## [THE TASK]
Every line from the one with "Extract all readable text from this page." through the end of the records below should be restated word for word, and nothing outside that span.

## [SOURCE DATA]
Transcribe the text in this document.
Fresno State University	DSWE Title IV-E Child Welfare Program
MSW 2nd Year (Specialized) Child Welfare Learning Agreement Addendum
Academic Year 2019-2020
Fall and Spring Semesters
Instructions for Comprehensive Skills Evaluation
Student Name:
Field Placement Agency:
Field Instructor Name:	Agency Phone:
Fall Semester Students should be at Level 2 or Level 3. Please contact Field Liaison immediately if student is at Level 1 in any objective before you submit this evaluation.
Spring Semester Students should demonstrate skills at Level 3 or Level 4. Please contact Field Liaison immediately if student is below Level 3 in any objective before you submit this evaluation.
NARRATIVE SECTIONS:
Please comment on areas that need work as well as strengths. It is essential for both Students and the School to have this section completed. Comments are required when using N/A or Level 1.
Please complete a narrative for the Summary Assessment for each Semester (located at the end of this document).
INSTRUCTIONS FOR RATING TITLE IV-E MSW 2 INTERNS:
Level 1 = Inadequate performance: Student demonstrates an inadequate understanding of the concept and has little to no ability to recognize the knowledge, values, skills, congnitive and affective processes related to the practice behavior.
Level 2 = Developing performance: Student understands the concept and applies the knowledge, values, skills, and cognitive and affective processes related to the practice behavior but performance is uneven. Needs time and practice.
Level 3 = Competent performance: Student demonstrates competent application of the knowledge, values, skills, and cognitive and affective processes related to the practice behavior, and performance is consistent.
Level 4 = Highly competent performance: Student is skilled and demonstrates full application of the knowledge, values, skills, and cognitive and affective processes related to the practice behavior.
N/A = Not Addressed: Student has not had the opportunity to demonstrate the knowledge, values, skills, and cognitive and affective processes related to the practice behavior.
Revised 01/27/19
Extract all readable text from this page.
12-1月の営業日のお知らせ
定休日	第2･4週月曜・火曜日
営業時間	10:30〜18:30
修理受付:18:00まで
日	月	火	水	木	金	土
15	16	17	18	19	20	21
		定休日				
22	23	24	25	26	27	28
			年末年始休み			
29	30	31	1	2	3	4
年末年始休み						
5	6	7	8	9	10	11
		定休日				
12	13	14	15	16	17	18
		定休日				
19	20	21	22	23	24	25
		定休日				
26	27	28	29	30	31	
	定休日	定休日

## [FULL RESPONSE]
Extract all readable text from this page.
12-1月の営業日のお知らせ
定休日	第2･4週月曜・火曜日
営業時間	10:30〜18:30
修理受付:18:00まで
日	月	火	水	木	金	土
15	16	17	18	19	20	21
		定休日				
22	23	24	25	26	27	28
			年末年始休み			
29	30	31	1	2	3	4
年末年始休み						
5	6	7	8	9	10	11
		定休日				
12	13	14	15	16	17	18
		定休日				
19	20	21	22	23	24	25
		定休日				
26	27	28	29	30	31	
	定休日	定休日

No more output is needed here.